* OBJECTIVE *
In the listing below, count each line containing "Экран" and answer with the count only.

* MATERIAL FOR THIS EXERCISE *

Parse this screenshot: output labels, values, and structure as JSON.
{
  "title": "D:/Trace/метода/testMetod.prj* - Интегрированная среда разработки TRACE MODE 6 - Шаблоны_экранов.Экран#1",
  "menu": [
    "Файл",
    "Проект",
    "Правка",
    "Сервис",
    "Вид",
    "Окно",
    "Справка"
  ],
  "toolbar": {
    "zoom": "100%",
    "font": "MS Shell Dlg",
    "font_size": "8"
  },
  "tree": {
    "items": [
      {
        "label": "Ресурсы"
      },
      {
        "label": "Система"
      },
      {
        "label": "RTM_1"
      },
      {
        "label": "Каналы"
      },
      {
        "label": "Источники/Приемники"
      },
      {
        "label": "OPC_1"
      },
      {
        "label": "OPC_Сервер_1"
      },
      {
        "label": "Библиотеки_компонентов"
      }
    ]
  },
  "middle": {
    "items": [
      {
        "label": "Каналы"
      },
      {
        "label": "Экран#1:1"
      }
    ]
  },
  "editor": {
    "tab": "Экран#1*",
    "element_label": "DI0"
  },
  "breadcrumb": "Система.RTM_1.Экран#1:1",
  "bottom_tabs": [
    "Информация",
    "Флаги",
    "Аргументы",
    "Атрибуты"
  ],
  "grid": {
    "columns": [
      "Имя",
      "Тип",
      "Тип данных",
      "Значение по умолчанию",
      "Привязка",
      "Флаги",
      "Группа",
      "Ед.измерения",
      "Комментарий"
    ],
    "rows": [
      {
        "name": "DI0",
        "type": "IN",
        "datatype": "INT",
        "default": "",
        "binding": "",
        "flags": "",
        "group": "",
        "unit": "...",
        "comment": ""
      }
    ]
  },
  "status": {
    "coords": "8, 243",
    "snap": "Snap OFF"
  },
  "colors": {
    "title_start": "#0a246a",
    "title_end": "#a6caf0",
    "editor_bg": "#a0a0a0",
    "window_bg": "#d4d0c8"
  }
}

* THE RESPONSE *
4